▶ Your instructions
Check every line below for the word "than" and show those that hold it.

▶ Dataset

⁂

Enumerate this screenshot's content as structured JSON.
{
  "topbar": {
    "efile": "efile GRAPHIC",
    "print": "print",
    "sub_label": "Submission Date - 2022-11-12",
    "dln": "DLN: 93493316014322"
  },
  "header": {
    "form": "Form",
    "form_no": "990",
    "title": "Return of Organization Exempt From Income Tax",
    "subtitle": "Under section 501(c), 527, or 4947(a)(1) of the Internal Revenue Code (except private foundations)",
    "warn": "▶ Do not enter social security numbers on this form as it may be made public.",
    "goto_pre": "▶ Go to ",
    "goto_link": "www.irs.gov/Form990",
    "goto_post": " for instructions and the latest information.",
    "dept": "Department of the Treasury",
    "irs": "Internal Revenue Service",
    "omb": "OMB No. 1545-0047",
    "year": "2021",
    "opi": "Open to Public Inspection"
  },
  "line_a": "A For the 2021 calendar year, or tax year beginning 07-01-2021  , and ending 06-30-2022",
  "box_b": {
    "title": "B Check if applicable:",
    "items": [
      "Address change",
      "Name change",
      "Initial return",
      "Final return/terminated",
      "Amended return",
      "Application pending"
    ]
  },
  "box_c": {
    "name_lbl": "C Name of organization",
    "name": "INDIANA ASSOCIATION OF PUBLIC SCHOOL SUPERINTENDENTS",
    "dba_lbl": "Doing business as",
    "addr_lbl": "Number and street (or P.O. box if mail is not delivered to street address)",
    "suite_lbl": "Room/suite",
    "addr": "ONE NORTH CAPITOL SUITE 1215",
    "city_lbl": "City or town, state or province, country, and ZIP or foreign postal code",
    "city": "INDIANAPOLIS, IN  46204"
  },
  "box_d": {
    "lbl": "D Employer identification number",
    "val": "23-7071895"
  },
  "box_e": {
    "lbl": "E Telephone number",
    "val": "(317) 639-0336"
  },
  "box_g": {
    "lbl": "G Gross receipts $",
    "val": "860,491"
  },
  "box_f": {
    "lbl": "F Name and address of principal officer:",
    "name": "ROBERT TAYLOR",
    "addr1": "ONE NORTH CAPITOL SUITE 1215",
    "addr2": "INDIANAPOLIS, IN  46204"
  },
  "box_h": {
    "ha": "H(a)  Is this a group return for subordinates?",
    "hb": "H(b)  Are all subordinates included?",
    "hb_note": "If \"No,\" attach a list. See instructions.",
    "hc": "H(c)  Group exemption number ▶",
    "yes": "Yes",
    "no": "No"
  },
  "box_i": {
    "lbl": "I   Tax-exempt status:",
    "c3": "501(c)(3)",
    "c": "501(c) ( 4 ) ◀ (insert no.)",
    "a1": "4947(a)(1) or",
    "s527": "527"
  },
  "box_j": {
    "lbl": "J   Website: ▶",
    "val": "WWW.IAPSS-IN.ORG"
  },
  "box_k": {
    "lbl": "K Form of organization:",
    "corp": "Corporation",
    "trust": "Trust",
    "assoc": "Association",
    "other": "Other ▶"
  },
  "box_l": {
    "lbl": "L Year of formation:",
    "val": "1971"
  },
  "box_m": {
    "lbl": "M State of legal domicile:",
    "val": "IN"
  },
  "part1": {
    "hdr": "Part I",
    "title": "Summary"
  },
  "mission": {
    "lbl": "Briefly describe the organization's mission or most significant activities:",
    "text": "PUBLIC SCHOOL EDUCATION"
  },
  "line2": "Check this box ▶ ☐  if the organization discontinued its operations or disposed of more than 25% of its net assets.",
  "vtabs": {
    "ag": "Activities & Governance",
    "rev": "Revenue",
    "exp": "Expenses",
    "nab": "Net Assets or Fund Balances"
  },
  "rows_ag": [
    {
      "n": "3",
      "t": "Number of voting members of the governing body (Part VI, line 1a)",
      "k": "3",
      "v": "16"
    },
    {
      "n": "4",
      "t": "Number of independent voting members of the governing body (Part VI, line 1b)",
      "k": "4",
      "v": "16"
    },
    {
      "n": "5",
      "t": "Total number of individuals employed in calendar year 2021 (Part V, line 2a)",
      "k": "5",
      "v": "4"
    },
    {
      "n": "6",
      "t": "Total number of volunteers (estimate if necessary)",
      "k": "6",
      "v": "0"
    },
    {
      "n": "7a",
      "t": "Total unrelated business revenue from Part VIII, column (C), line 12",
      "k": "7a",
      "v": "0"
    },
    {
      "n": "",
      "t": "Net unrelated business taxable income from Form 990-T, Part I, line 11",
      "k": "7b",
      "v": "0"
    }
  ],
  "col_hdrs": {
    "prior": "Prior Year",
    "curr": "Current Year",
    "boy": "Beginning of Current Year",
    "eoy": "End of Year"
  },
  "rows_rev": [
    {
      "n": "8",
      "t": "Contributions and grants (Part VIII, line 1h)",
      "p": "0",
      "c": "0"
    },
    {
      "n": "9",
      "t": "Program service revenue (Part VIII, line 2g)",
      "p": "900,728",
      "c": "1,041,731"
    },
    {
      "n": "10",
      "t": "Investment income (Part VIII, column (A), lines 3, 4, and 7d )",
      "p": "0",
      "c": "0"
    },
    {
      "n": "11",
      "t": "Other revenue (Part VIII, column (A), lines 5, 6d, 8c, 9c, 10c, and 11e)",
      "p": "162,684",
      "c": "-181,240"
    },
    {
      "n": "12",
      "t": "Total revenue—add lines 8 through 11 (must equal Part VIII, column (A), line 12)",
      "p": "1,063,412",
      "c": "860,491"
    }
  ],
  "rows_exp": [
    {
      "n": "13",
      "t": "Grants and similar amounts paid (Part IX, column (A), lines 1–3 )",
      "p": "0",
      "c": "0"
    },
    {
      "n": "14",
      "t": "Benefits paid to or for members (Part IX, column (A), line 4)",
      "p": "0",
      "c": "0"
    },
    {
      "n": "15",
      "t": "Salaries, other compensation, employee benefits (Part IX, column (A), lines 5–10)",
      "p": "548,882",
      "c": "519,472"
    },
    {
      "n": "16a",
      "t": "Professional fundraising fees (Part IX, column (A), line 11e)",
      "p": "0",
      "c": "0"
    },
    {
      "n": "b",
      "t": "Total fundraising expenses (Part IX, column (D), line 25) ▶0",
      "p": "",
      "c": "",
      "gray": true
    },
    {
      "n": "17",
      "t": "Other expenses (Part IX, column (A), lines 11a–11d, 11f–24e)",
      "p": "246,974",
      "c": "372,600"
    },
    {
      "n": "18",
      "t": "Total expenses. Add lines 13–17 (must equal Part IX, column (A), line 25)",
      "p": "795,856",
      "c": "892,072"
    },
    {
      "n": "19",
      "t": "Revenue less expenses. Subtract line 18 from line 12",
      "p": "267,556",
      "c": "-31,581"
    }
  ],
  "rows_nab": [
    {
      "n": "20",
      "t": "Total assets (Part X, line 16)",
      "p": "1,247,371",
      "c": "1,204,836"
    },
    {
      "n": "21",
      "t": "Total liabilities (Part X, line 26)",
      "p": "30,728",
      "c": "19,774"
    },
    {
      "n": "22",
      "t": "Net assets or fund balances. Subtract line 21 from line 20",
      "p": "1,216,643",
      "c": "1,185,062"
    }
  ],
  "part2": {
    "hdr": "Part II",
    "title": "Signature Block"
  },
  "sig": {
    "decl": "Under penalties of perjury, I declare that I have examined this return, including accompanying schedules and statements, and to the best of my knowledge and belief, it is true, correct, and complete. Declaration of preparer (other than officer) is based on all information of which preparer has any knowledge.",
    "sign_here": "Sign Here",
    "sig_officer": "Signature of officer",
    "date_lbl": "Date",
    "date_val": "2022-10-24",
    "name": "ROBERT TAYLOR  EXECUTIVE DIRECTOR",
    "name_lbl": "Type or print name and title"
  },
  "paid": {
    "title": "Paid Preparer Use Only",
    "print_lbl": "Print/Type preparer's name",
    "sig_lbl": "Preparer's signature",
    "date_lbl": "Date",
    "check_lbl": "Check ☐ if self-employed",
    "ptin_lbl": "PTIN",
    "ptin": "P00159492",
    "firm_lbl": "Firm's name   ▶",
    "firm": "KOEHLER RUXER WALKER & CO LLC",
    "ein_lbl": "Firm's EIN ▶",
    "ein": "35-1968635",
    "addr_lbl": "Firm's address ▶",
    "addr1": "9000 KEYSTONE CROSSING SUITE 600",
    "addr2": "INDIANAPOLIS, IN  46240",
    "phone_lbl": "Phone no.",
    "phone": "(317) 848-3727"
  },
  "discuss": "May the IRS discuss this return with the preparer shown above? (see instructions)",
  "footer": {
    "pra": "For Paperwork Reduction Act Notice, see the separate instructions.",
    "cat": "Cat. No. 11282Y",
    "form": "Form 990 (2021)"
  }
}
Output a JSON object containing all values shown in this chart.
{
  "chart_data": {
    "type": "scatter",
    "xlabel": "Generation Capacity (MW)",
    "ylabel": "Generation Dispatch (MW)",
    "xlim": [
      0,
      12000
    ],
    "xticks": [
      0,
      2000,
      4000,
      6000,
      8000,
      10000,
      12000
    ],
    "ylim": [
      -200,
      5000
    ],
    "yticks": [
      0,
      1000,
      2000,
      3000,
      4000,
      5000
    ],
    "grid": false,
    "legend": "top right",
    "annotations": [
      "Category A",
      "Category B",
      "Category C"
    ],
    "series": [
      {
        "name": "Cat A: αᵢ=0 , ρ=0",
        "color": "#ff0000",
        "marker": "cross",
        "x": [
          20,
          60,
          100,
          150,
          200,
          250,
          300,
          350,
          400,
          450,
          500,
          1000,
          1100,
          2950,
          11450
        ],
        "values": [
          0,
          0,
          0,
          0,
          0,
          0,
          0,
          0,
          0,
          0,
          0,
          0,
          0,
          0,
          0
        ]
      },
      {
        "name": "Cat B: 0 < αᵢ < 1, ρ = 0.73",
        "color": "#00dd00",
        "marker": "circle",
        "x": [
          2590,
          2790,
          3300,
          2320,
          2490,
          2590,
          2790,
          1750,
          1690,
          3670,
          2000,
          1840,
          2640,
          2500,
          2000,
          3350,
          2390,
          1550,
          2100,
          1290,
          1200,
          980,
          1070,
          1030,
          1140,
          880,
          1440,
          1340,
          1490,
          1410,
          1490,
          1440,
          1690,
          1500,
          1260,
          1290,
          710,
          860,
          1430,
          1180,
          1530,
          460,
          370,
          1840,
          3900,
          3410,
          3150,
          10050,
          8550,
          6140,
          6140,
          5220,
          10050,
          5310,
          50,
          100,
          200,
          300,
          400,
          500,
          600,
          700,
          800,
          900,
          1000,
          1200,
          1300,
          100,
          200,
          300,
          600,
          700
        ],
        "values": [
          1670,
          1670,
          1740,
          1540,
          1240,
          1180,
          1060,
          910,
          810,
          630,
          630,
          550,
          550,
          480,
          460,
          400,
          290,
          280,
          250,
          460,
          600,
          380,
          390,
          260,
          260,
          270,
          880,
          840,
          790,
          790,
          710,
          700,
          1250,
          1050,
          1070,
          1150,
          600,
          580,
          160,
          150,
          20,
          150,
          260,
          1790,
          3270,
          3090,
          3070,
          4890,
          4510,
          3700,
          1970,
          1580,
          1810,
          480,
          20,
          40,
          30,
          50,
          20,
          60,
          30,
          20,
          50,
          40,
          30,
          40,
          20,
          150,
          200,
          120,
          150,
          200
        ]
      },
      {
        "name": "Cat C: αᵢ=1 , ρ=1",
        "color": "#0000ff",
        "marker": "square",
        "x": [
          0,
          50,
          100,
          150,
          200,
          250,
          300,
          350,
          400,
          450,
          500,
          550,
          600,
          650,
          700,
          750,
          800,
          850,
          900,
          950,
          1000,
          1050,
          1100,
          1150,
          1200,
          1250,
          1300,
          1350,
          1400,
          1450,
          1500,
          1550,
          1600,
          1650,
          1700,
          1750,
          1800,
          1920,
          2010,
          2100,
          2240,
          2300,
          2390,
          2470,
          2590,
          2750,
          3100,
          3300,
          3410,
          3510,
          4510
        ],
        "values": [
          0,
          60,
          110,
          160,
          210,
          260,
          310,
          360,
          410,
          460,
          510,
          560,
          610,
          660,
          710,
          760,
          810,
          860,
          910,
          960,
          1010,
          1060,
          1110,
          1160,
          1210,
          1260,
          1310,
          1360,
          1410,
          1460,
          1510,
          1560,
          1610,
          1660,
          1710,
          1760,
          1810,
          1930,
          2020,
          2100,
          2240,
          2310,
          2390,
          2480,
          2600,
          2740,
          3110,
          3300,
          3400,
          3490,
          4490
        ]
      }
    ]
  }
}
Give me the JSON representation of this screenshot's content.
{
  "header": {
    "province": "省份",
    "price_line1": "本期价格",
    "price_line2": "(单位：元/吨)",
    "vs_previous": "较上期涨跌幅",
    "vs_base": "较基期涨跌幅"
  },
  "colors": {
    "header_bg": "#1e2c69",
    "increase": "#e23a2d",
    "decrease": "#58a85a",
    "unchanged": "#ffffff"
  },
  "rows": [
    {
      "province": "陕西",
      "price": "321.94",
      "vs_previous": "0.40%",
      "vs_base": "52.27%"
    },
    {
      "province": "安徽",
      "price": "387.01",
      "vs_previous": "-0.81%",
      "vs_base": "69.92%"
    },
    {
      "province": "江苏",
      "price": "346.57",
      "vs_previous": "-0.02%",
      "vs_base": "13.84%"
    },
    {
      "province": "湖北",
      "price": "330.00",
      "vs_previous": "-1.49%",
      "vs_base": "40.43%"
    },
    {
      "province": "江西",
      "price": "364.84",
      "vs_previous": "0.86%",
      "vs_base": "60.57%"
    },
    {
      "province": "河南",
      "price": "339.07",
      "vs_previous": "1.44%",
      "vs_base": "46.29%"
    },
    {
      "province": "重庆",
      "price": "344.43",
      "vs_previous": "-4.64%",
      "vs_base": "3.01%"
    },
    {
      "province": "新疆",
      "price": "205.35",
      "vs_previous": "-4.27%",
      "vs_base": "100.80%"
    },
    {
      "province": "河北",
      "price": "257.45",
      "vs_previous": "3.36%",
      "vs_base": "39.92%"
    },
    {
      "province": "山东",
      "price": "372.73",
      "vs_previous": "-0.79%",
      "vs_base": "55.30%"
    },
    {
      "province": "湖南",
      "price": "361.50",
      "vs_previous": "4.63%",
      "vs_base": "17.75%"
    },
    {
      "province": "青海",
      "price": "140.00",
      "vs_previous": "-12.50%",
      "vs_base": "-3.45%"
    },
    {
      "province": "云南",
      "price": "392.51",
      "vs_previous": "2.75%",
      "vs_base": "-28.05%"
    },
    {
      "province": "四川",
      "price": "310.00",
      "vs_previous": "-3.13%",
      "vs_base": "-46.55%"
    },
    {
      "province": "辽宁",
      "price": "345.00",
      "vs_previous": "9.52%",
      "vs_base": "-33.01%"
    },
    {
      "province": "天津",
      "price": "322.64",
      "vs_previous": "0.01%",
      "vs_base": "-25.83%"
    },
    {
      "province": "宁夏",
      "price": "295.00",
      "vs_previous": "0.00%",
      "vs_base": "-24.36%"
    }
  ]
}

⁂

▶ Exercise answer
  "line2": "Check this box ▶ ☐  if the organization discontinued its operations or disposed of more than 25% of its net assets.",
    "decl": "Under penalties of perjury, I declare that I have examined this return, including accompanying schedules and statements, and to the best of my knowledge and belief, it is true, correct, and complete. Declaration of preparer (other than officer) is based on all information of which preparer has any knowledge.",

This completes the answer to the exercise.